**Consignes à suivre**
A: Recopiez mot pour mot le passage du récit sur les stages et le départ en Chine compris entre "En 3eme annee, il" et "pour 4 mois.", ces deux bouts de phrase inclus.
B: Poursuivez le récit sur les stages et le départ à Shanghai à la suite de sa dernière phrase.

Il faut faire des stages en fin de 1ere et de 2eme annees. Je n'ai aucun reseau, mes parents non plus, ma famille au sens large est peuplee de fonctionnaires. J'envoie des CV, je rame beaucoup,et me retrouve dans des entreprises qui sont en difficulté et qui ne pourront me proposer d'embauche a l'issue de mes études.
En 3eme annee, il faut faire un projet de fin d'etudes, et celui-ci peut etre fait a l'etranger. Apres prise de renseignements, l'ecole fournit une bourse donc ca ne coute rien aux etudiants. Je m'empresse de faire une demande pour faire mon PFE en Chine. Malgre mes notes moyennes (cursus qui m’intéressait moyennement + decompression prepa), le fait que j'ai commence a étudier le chinois joue en ma faveur et je suis selectionne avec un autre gars pour partir a Shanghai pour 4 mois.

**Données fournies**
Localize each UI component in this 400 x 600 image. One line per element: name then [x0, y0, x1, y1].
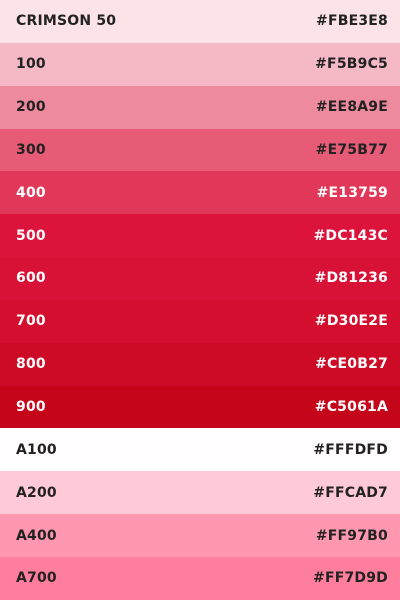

**Les réponses**
A:
En 3eme annee, il faut faire un projet de fin d'etudes, et celui-ci peut etre fait a l'etranger. Apres prise de renseignements, l'ecole fournit une bourse donc ca ne coute rien aux etudiants. Je m'empresse de faire une demande pour faire mon PFE en Chine. Malgre mes notes moyennes (cursus qui m’intéressait moyennement + decompression prepa), le fait que j'ai commence a étudier le chinois joue en ma faveur et je suis selectionne avec un autre gars pour partir a Shanghai pour 4 mois.

B:
Retour en France: validation du diplôme, je suis officiellement inge et je me mets a chercher du boulot, sans réseau et sans "passion" particuliere (j'avais des potes qui voulaient bosser dans l'automobile depuis qu'ils avaient 4 ans, d'autres qui voulaient construire des bateaux). Moi je voulais n'importe quoi, du moment qu'on me donne des problèmes a résoudre et que mon cerveau soit utilise.
Apres 6 mois de recherches infructueuses, je retourne en Chine et trouve du boulot rapidement. Ça fait 12 ans. Carrière plutôt réussie pour l'instant.
J'ai des potes, qui malgre leur double-diplome a l'etranger, ont decide de continuer a etudier et rempilent pour 1 ou 2 ans (IAE, IFP, MBA etc). Ils venaient de familles aisées parisiennes et pouvaient continuer a habiter chez Papa-Maman.
Apres BAC+6/7, ils sont embauches par des boites du CAC 40.
Donc en conclusion de ce post:
Carence socio-professionnelle:
- J'avais des parents qui ne pouvaient pas aider mon orientation scolaire et professionnelle (pere niveau bac, mere niveau CM2)
- 75% de mes proches sont fonctionnaires, donc aucune idee du marche du travail. Culture concours uniquement.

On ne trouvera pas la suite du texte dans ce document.